>> begin

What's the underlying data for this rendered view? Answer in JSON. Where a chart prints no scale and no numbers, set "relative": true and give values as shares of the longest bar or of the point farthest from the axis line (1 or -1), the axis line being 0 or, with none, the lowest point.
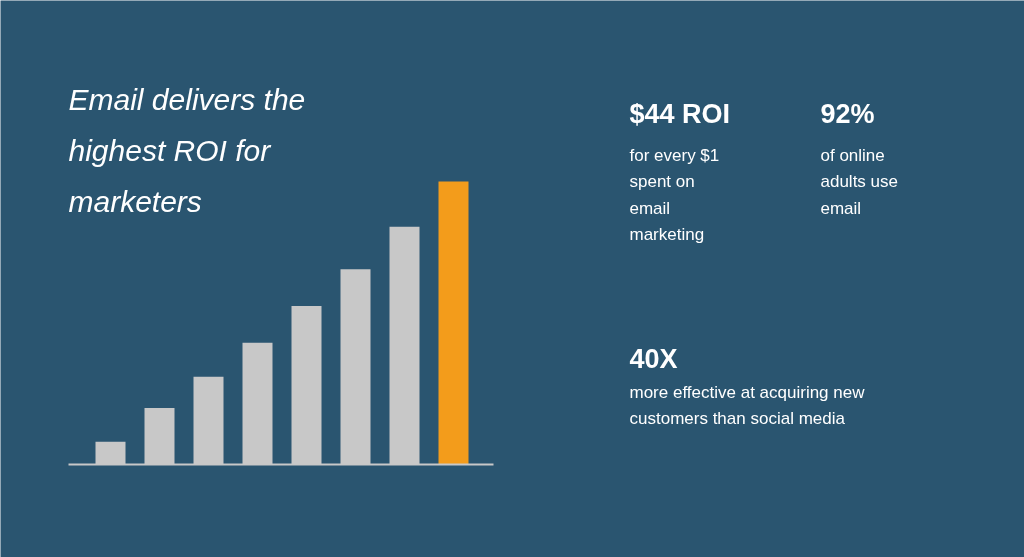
{
  "chart_data": {
    "type": "bar",
    "relative": true,
    "title": "Email delivers the highest ROI for marketers",
    "categories": [
      null,
      null,
      null,
      null,
      null,
      null,
      null,
      null
    ],
    "values": [
      0.08,
      0.2,
      0.31,
      0.43,
      0.56,
      0.69,
      0.84,
      1.0
    ],
    "colors": [
      "#c8c8c8",
      "#c8c8c8",
      "#c8c8c8",
      "#c8c8c8",
      "#c8c8c8",
      "#c8c8c8",
      "#c8c8c8",
      "#f39c1b"
    ],
    "annotations": [
      "$44 ROI",
      "for every $1 spent on email marketing",
      "92%",
      "of online adults use email",
      "40X",
      "more effective at acquiring new customers than social media"
    ],
    "grid": false
  }
}
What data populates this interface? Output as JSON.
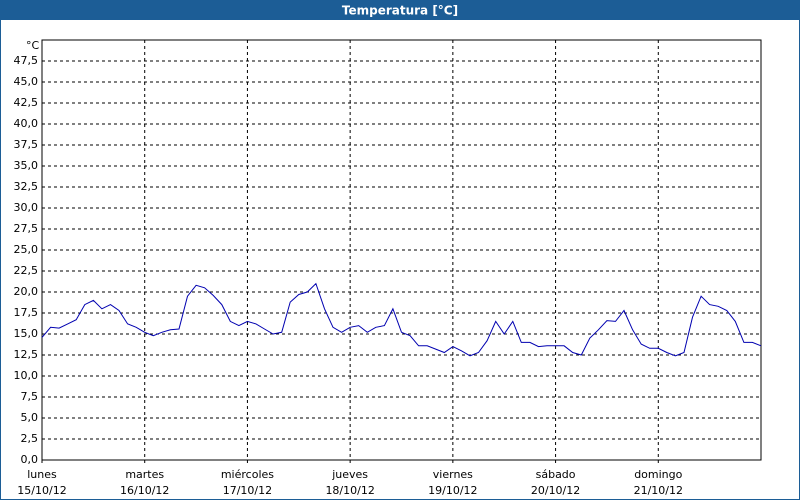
{
  "chart_data": {
    "type": "line",
    "title": "Temperatura [°C]",
    "y_unit": "°C",
    "xlim": [
      0,
      168
    ],
    "ylim": [
      0,
      50
    ],
    "grid": true,
    "xticks": [
      {
        "value": 0,
        "label": "lunes",
        "date": "15/10/12"
      },
      {
        "value": 24,
        "label": "martes",
        "date": "16/10/12"
      },
      {
        "value": 48,
        "label": "miércoles",
        "date": "17/10/12"
      },
      {
        "value": 72,
        "label": "jueves",
        "date": "18/10/12"
      },
      {
        "value": 96,
        "label": "viernes",
        "date": "19/10/12"
      },
      {
        "value": 120,
        "label": "sábado",
        "date": "20/10/12"
      },
      {
        "value": 144,
        "label": "domingo",
        "date": "21/10/12"
      }
    ],
    "yticks": [
      {
        "value": 0,
        "label": "0,0"
      },
      {
        "value": 2.5,
        "label": "2,5"
      },
      {
        "value": 5,
        "label": "5,0"
      },
      {
        "value": 7.5,
        "label": "7,5"
      },
      {
        "value": 10,
        "label": "10,0"
      },
      {
        "value": 12.5,
        "label": "12,5"
      },
      {
        "value": 15,
        "label": "15,0"
      },
      {
        "value": 17.5,
        "label": "17,5"
      },
      {
        "value": 20,
        "label": "20,0"
      },
      {
        "value": 22.5,
        "label": "22,5"
      },
      {
        "value": 25,
        "label": "25,0"
      },
      {
        "value": 27.5,
        "label": "27,5"
      },
      {
        "value": 30,
        "label": "30,0"
      },
      {
        "value": 32.5,
        "label": "32,5"
      },
      {
        "value": 35,
        "label": "35,0"
      },
      {
        "value": 37.5,
        "label": "37,5"
      },
      {
        "value": 40,
        "label": "40,0"
      },
      {
        "value": 42.5,
        "label": "42,5"
      },
      {
        "value": 45,
        "label": "45,0"
      },
      {
        "value": 47.5,
        "label": "47,5"
      }
    ],
    "color": "#0000b0",
    "x": [
      0,
      2,
      4,
      6,
      8,
      10,
      12,
      14,
      16,
      18,
      20,
      22,
      24,
      26,
      28,
      30,
      32,
      34,
      36,
      38,
      40,
      42,
      44,
      46,
      48,
      50,
      52,
      54,
      56,
      58,
      60,
      62,
      64,
      66,
      68,
      70,
      72,
      74,
      76,
      78,
      80,
      82,
      84,
      86,
      88,
      90,
      92,
      94,
      96,
      98,
      100,
      102,
      104,
      106,
      108,
      110,
      112,
      114,
      116,
      118,
      120,
      122,
      124,
      126,
      128,
      130,
      132,
      134,
      136,
      138,
      140,
      142,
      144,
      146,
      148,
      150,
      152,
      154,
      156,
      158,
      160,
      162,
      164,
      166,
      168
    ],
    "values": [
      14.6,
      15.8,
      15.7,
      16.2,
      16.7,
      18.5,
      19.0,
      18.0,
      18.5,
      17.8,
      16.2,
      15.8,
      15.2,
      14.8,
      15.2,
      15.5,
      15.6,
      19.5,
      20.8,
      20.5,
      19.6,
      18.5,
      16.5,
      16.0,
      16.5,
      16.2,
      15.6,
      15.0,
      15.2,
      18.8,
      19.7,
      20.0,
      21.0,
      18.0,
      15.8,
      15.2,
      15.8,
      16.0,
      15.2,
      15.8,
      16.0,
      18.0,
      15.2,
      14.8,
      13.6,
      13.6,
      13.2,
      12.8,
      13.5,
      13.0,
      12.4,
      12.8,
      14.2,
      16.5,
      15.0,
      16.5,
      14.0,
      14.0,
      13.5,
      13.6,
      13.6,
      13.6,
      12.8,
      12.5,
      14.5,
      15.5,
      16.6,
      16.5,
      17.8,
      15.5,
      13.8,
      13.3,
      13.3,
      12.8,
      12.4,
      12.8,
      17.0,
      19.5,
      18.5,
      18.3,
      17.8,
      16.5,
      14.0,
      14.0,
      13.6
    ]
  }
}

>> end

**WHAT YOU HAVE TO DO:** Output the data above without changes, apart from leaving out the pictures.

**RESULT BELOW:**
What's the underlying data for this rendered view? Answer in JSON. Where a chart prints no scale and no numbers, set "relative": true and give values as shares of the longest bar or of the point farthest from the axis line (1 or -1), the axis line being 0 or, with none, the lowest point.
{
  "chart_data": {
    "type": "bar",
    "relative": true,
    "title": "Email delivers the highest ROI for marketers",
    "categories": [
      null,
      null,
      null,
      null,
      null,
      null,
      null,
      null
    ],
    "values": [
      0.08,
      0.2,
      0.31,
      0.43,
      0.56,
      0.69,
      0.84,
      1.0
    ],
    "colors": [
      "#c8c8c8",
      "#c8c8c8",
      "#c8c8c8",
      "#c8c8c8",
      "#c8c8c8",
      "#c8c8c8",
      "#c8c8c8",
      "#f39c1b"
    ],
    "annotations": [
      "$44 ROI",
      "for every $1 spent on email marketing",
      "92%",
      "of online adults use email",
      "40X",
      "more effective at acquiring new customers than social media"
    ],
    "grid": false
  }
}
What data populates this interface? Output as JSON.
{
  "chart_data": {
    "type": "line",
    "title": "Temperatura [°C]",
    "y_unit": "°C",
    "xlim": [
      0,
      168
    ],
    "ylim": [
      0,
      50
    ],
    "grid": true,
    "xticks": [
      {
        "value": 0,
        "label": "lunes",
        "date": "15/10/12"
      },
      {
        "value": 24,
        "label": "martes",
        "date": "16/10/12"
      },
      {
        "value": 48,
        "label": "miércoles",
        "date": "17/10/12"
      },
      {
        "value": 72,
        "label": "jueves",
        "date": "18/10/12"
      },
      {
        "value": 96,
        "label": "viernes",
        "date": "19/10/12"
      },
      {
        "value": 120,
        "label": "sábado",
        "date": "20/10/12"
      },
      {
        "value": 144,
        "label": "domingo",
        "date": "21/10/12"
      }
    ],
    "yticks": [
      {
        "value": 0,
        "label": "0,0"
      },
      {
        "value": 2.5,
        "label": "2,5"
      },
      {
        "value": 5,
        "label": "5,0"
      },
      {
        "value": 7.5,
        "label": "7,5"
      },
      {
        "value": 10,
        "label": "10,0"
      },
      {
        "value": 12.5,
        "label": "12,5"
      },
      {
        "value": 15,
        "label": "15,0"
      },
      {
        "value": 17.5,
        "label": "17,5"
      },
      {
        "value": 20,
        "label": "20,0"
      },
      {
        "value": 22.5,
        "label": "22,5"
      },
      {
        "value": 25,
        "label": "25,0"
      },
      {
        "value": 27.5,
        "label": "27,5"
      },
      {
        "value": 30,
        "label": "30,0"
      },
      {
        "value": 32.5,
        "label": "32,5"
      },
      {
        "value": 35,
        "label": "35,0"
      },
      {
        "value": 37.5,
        "label": "37,5"
      },
      {
        "value": 40,
        "label": "40,0"
      },
      {
        "value": 42.5,
        "label": "42,5"
      },
      {
        "value": 45,
        "label": "45,0"
      },
      {
        "value": 47.5,
        "label": "47,5"
      }
    ],
    "color": "#0000b0",
    "x": [
      0,
      2,
      4,
      6,
      8,
      10,
      12,
      14,
      16,
      18,
      20,
      22,
      24,
      26,
      28,
      30,
      32,
      34,
      36,
      38,
      40,
      42,
      44,
      46,
      48,
      50,
      52,
      54,
      56,
      58,
      60,
      62,
      64,
      66,
      68,
      70,
      72,
      74,
      76,
      78,
      80,
      82,
      84,
      86,
      88,
      90,
      92,
      94,
      96,
      98,
      100,
      102,
      104,
      106,
      108,
      110,
      112,
      114,
      116,
      118,
      120,
      122,
      124,
      126,
      128,
      130,
      132,
      134,
      136,
      138,
      140,
      142,
      144,
      146,
      148,
      150,
      152,
      154,
      156,
      158,
      160,
      162,
      164,
      166,
      168
    ],
    "values": [
      14.6,
      15.8,
      15.7,
      16.2,
      16.7,
      18.5,
      19.0,
      18.0,
      18.5,
      17.8,
      16.2,
      15.8,
      15.2,
      14.8,
      15.2,
      15.5,
      15.6,
      19.5,
      20.8,
      20.5,
      19.6,
      18.5,
      16.5,
      16.0,
      16.5,
      16.2,
      15.6,
      15.0,
      15.2,
      18.8,
      19.7,
      20.0,
      21.0,
      18.0,
      15.8,
      15.2,
      15.8,
      16.0,
      15.2,
      15.8,
      16.0,
      18.0,
      15.2,
      14.8,
      13.6,
      13.6,
      13.2,
      12.8,
      13.5,
      13.0,
      12.4,
      12.8,
      14.2,
      16.5,
      15.0,
      16.5,
      14.0,
      14.0,
      13.5,
      13.6,
      13.6,
      13.6,
      12.8,
      12.5,
      14.5,
      15.5,
      16.6,
      16.5,
      17.8,
      15.5,
      13.8,
      13.3,
      13.3,
      12.8,
      12.4,
      12.8,
      17.0,
      19.5,
      18.5,
      18.3,
      17.8,
      16.5,
      14.0,
      14.0,
      13.6
    ]
  }
}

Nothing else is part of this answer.